● **Extracted data entries**
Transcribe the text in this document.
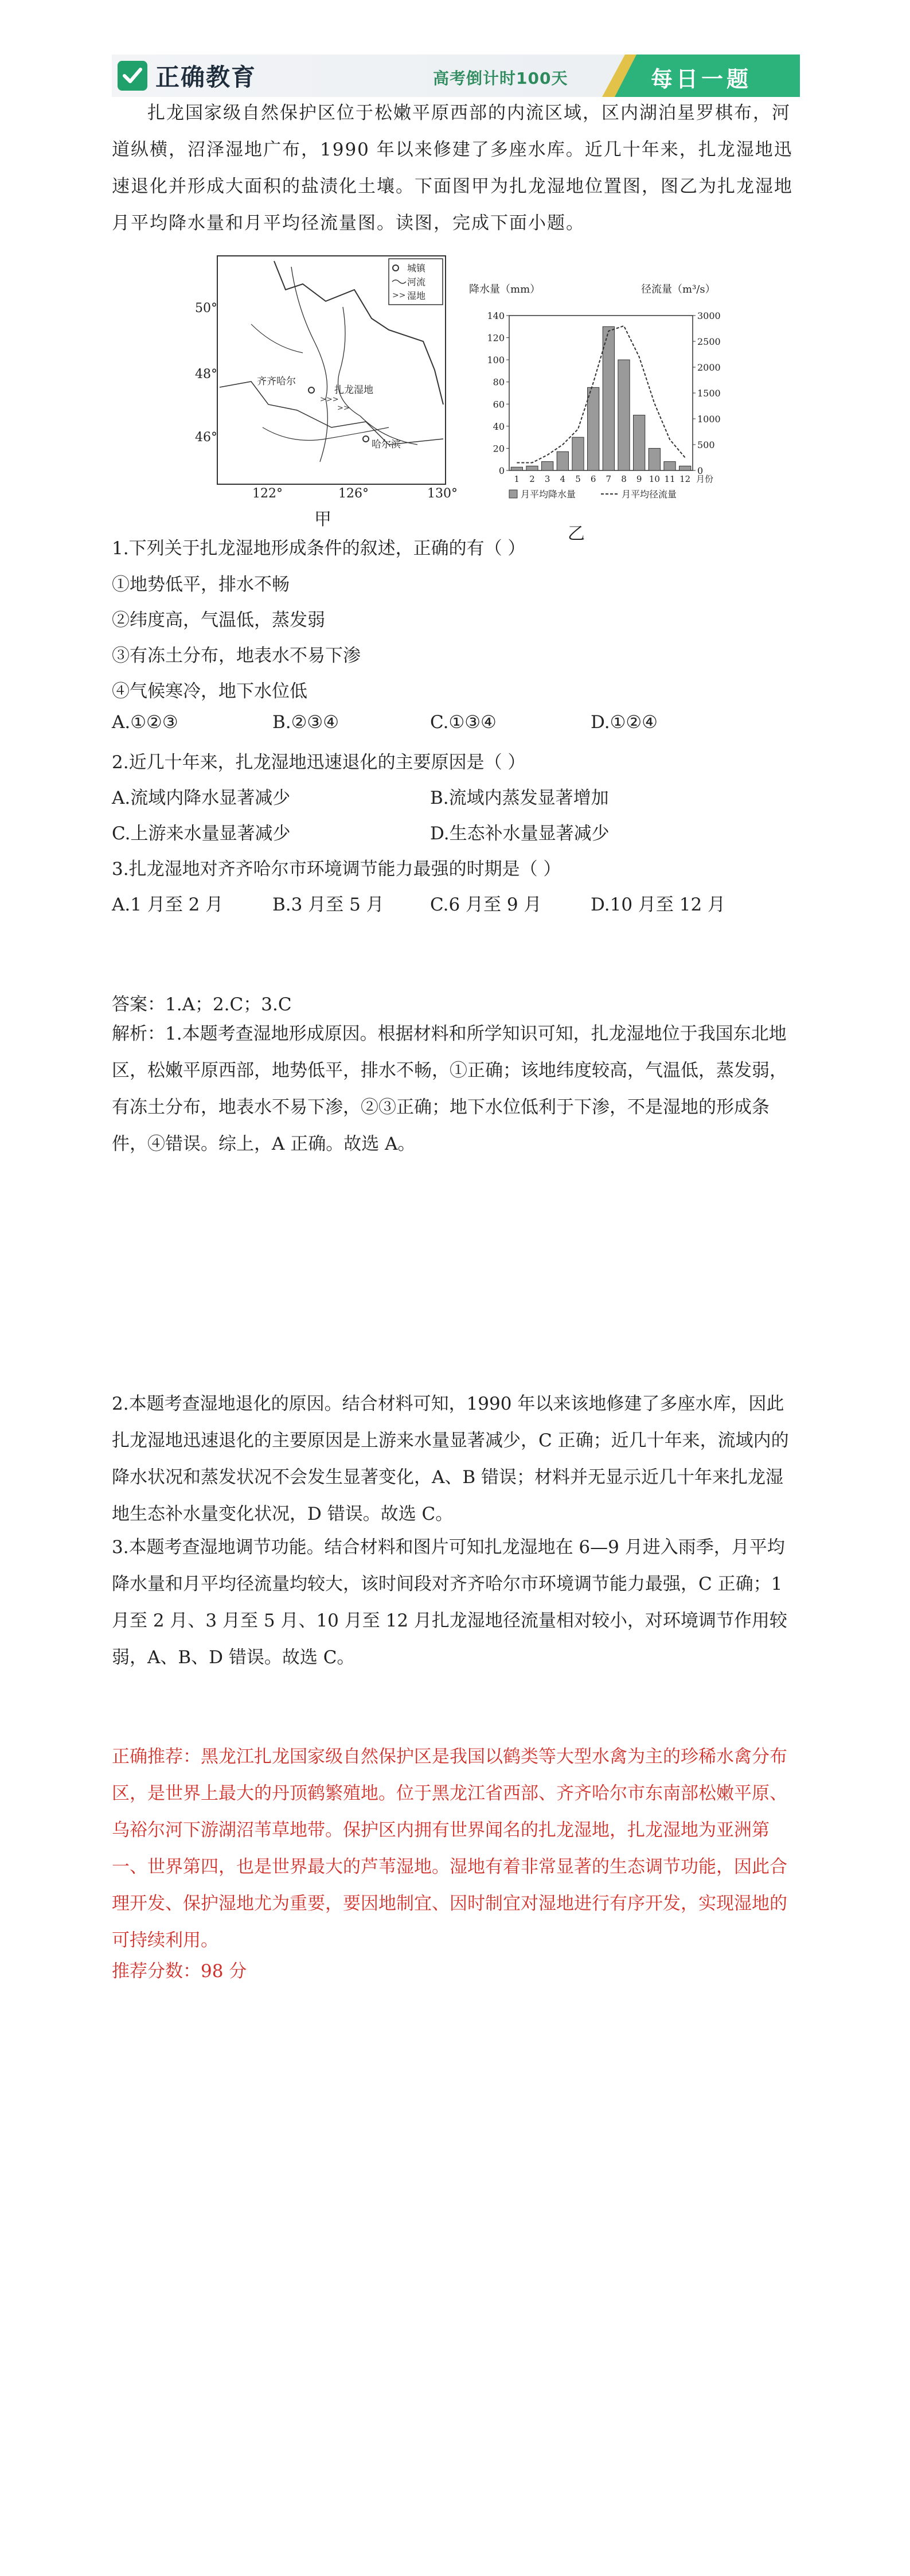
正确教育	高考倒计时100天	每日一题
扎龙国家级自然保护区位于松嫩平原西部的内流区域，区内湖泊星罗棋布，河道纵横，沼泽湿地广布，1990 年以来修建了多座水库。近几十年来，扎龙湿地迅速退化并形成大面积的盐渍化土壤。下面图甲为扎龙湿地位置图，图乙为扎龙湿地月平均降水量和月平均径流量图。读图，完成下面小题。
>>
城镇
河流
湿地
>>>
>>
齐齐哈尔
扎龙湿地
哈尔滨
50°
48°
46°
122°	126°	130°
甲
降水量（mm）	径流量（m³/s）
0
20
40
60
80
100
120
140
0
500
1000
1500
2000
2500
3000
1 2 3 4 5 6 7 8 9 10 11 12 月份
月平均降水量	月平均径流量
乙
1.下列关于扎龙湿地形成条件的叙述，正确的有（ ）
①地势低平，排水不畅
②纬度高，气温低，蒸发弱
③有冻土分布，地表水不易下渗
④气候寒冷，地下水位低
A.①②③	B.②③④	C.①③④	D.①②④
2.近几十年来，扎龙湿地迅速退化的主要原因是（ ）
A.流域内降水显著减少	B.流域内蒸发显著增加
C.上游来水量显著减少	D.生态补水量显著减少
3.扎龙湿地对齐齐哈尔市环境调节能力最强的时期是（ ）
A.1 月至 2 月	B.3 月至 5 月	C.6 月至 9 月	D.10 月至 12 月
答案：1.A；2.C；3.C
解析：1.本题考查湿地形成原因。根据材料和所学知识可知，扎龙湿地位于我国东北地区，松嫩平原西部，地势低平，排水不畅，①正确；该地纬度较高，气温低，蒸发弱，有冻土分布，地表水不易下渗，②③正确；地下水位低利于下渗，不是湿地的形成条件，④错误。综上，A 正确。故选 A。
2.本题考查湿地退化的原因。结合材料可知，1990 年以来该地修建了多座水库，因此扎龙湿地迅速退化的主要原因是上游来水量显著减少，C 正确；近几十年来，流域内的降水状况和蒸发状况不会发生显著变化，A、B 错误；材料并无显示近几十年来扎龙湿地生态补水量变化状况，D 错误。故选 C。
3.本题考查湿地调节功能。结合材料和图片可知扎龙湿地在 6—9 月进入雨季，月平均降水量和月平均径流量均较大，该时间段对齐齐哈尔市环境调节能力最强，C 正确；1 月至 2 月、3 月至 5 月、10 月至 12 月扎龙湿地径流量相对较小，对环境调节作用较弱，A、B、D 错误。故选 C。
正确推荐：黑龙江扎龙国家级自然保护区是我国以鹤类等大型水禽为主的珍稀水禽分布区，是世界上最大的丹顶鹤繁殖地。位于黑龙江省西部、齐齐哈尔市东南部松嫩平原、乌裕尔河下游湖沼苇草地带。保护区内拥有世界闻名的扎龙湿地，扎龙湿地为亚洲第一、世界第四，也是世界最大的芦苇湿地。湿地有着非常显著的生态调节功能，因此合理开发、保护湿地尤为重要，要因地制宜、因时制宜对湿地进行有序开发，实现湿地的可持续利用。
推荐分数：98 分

● **WHAT THE TASK ASKS**
Look through the entries above and list every line containing "排水不畅".

● **RESULT BELOW**
①地势低平，排水不畅
解析：1.本题考查湿地形成原因。根据材料和所学知识可知，扎龙湿地位于我国东北地区，松嫩平原西部，地势低平，排水不畅，①正确；该地纬度较高，气温低，蒸发弱，有冻土分布，地表水不易下渗，②③正确；地下水位低利于下渗，不是湿地的形成条件，④错误。综上，A 正确。故选 A。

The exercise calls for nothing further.